Repeat, exactly and completely, the entries shown underneath.

Recorded data:

☆ ☆ ☆ ☆ ☆

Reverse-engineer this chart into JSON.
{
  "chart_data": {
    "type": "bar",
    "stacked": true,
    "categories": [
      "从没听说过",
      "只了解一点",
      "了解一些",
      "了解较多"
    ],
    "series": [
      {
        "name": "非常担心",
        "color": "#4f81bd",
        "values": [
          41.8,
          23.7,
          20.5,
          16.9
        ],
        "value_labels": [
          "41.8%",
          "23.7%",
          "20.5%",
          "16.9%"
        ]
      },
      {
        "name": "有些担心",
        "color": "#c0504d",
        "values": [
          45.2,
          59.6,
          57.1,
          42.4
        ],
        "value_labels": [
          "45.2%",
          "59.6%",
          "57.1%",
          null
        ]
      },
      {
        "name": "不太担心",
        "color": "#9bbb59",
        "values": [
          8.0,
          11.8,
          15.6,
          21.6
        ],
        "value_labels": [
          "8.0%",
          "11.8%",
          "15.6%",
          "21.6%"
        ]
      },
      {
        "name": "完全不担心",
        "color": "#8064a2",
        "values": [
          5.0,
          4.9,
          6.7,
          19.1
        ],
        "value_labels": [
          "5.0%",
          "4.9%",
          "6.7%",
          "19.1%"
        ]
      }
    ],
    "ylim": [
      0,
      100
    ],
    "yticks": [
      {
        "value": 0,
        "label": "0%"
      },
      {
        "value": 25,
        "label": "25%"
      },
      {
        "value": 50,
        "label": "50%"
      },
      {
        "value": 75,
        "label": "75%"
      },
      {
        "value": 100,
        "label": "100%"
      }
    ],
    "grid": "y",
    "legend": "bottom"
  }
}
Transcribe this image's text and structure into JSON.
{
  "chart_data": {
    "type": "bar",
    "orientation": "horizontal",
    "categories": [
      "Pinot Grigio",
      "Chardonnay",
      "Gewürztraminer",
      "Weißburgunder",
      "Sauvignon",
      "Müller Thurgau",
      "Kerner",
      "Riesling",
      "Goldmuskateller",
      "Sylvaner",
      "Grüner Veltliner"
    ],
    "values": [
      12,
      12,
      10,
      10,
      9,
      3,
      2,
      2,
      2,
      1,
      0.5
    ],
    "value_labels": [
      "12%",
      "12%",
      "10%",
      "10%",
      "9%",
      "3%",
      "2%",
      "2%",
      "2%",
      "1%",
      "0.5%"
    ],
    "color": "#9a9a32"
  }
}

☆ ☆ ☆ ☆ ☆

TASK RESULT>
Reverse-engineer this chart into JSON.
{
  "chart_data": {
    "type": "bar",
    "stacked": true,
    "categories": [
      "从没听说过",
      "只了解一点",
      "了解一些",
      "了解较多"
    ],
    "series": [
      {
        "name": "非常担心",
        "color": "#4f81bd",
        "values": [
          41.8,
          23.7,
          20.5,
          16.9
        ],
        "value_labels": [
          "41.8%",
          "23.7%",
          "20.5%",
          "16.9%"
        ]
      },
      {
        "name": "有些担心",
        "color": "#c0504d",
        "values": [
          45.2,
          59.6,
          57.1,
          42.4
        ],
        "value_labels": [
          "45.2%",
          "59.6%",
          "57.1%",
          null
        ]
      },
      {
        "name": "不太担心",
        "color": "#9bbb59",
        "values": [
          8.0,
          11.8,
          15.6,
          21.6
        ],
        "value_labels": [
          "8.0%",
          "11.8%",
          "15.6%",
          "21.6%"
        ]
      },
      {
        "name": "完全不担心",
        "color": "#8064a2",
        "values": [
          5.0,
          4.9,
          6.7,
          19.1
        ],
        "value_labels": [
          "5.0%",
          "4.9%",
          "6.7%",
          "19.1%"
        ]
      }
    ],
    "ylim": [
      0,
      100
    ],
    "yticks": [
      {
        "value": 0,
        "label": "0%"
      },
      {
        "value": 25,
        "label": "25%"
      },
      {
        "value": 50,
        "label": "50%"
      },
      {
        "value": 75,
        "label": "75%"
      },
      {
        "value": 100,
        "label": "100%"
      }
    ],
    "grid": "y",
    "legend": "bottom"
  }
}
Transcribe this image's text and structure into JSON.
{
  "chart_data": {
    "type": "bar",
    "orientation": "horizontal",
    "categories": [
      "Pinot Grigio",
      "Chardonnay",
      "Gewürztraminer",
      "Weißburgunder",
      "Sauvignon",
      "Müller Thurgau",
      "Kerner",
      "Riesling",
      "Goldmuskateller",
      "Sylvaner",
      "Grüner Veltliner"
    ],
    "values": [
      12,
      12,
      10,
      10,
      9,
      3,
      2,
      2,
      2,
      1,
      0.5
    ],
    "value_labels": [
      "12%",
      "12%",
      "10%",
      "10%",
      "9%",
      "3%",
      "2%",
      "2%",
      "2%",
      "1%",
      "0.5%"
    ],
    "color": "#9a9a32"
  }
}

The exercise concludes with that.